____ Text segment

From fa7840346b28edde9ea87bd90501807b3981dabd Mon Sep 17 00:00:00 2001
From: Wenkai Du <43822138+wenkaidu@users.noreply.github.com>
Date: Mon, 24 Jun 2024 08:46:30 -0700
Subject: [PATCH] [Kernel] Enable custom AR on ROCm (#27)

* [Kernel] Enable custome AR on ROCm

* Install amdsmi in Docker in preparation for custom all reduce

(cherry picked from commit f6cfb9bf31e9feeefbdedecf2165f80dd0564b75)

* Fix for yapf

* Linting and small fixes to vLLM syntax

(cherry picked from commit 2cf8103bfb0afce59b28a06c5bbe905983c42728)

---------

Co-authored-by: Matthew Wong <Matthew.Wong2@amd.com>
---
 CMakeLists.txt                                |   5 +
 Dockerfile.rocm                               |  13 ++-
 benchmarks/benchmark_latency.py               |   2 +
 csrc/custom_all_reduce.cu                     |  39 +++++++
 csrc/custom_all_reduce.cuh                    |  54 ++++++++-
 csrc/custom_all_reduce_test.cu                |  27 ++++-
 csrc/ops.h                                    |   5 +-
 csrc/pybind.cpp                               |   7 +-
 vllm/config.py                                |  17 +--
 .../device_communicators/custom_all_reduce.py | 105 +++++++++++++-----
 10 files changed, 230 insertions(+), 44 deletions(-)

diff --git a/CMakeLists.txt b/CMakeLists.txt
index 15b9cfe677a57..2b3679a0548c9 100644
--- a/CMakeLists.txt
+++ b/CMakeLists.txt
@@ -222,6 +222,11 @@ if(VLLM_GPU_LANG STREQUAL "CUDA")
 
 endif()
 
+if(VLLM_GPU_LANG STREQUAL "HIP")
+  list(APPEND VLLM_EXT_SRC
+    "csrc/custom_all_reduce.cu")
+endif()
+
 define_gpu_extension_target(
   _C
   DESTINATION vllm
diff --git a/Dockerfile.rocm b/Dockerfile.rocm
index ac0d2d8a6aa5e..46f1edd405c4f 100644
--- a/Dockerfile.rocm
+++ b/Dockerfile.rocm
@@ -117,6 +117,13 @@ COPY --from=build_triton ${COMMON_WORKDIR}/triton/python/dist/*.whl /
 FROM scratch AS export_triton_0
 FROM export_triton_${BUILD_TRITON} AS export_triton
 
+# AMD-SMI build stages
+FROM base AS build_amdsmi
+RUN cd /opt/rocm/share/amd_smi \
+    && pip wheel . --wheel-dir=dist
+FROM scratch AS export_amdsmi
+COPY --from=build_amdsmi /opt/rocm/share/amd_smi/dist/*.whl /
+
 # -----------------------
 # vLLM (and gradlib) fetch stages
 FROM base AS fetch_vllm_0
@@ -201,7 +208,10 @@ RUN --mount=type=bind,from=export_triton,src=/,target=/install \
         pip install /install/*.whl; \
     fi
 
-RUN python3 -m pip install --upgrade numba
+RUN --mount=type=bind,from=export_amdsmi,src=/,target=/install \
+    pip install /install/*.whl;
+
+RUN python3 -m pip install --upgrade numba scipy huggingface-hub[cli]
 
 # Install vLLM (and gradlib)

________

- [Objective]: Resume the patch that enables custom all-reduce on ROCm, starting right after its last line. The data that follow come from a different source than the patch.

____ Source excerpt

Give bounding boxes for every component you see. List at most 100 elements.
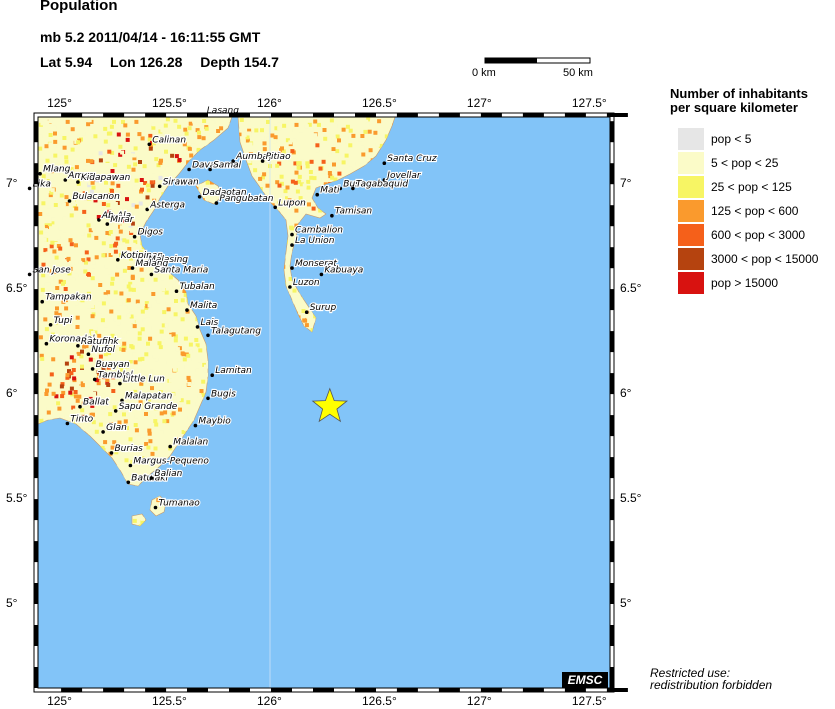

________

- [Task result]:
 # Make sure punica kernels are built (for LoRA)
@@ -221,6 +231,7 @@ RUN --mount=type=bind,from=export_vllm,src=/,target=/install \
 COPY --from=export_vllm /benchmarks ${COMMON_WORKDIR}/vllm/benchmarks
 
 ENV RAY_EXPERIMENTAL_NOSET_ROCR_VISIBLE_DEVICES=1
+ENV TOKENIZERS_PARALLELISM=false
 
 # Performance environment variable.
 ENV HIP_FORCE_DEV_KERNARG=1
diff --git a/benchmarks/benchmark_latency.py b/benchmarks/benchmark_latency.py
index 7eeb90516bdfa..400bb9936e02d 100644
--- a/benchmarks/benchmark_latency.py
+++ b/benchmarks/benchmark_latency.py
@@ -38,6 +38,7 @@ def main(args: argparse.Namespace):
               enable_chunked_prefill=args.enable_chunked_prefill,
               download_dir=args.download_dir,
               block_size=args.block_size,
+              disable_custom_all_reduce=args.disable_custom_all_reduce,
               gpu_memory_utilization=args.gpu_memory_utilization)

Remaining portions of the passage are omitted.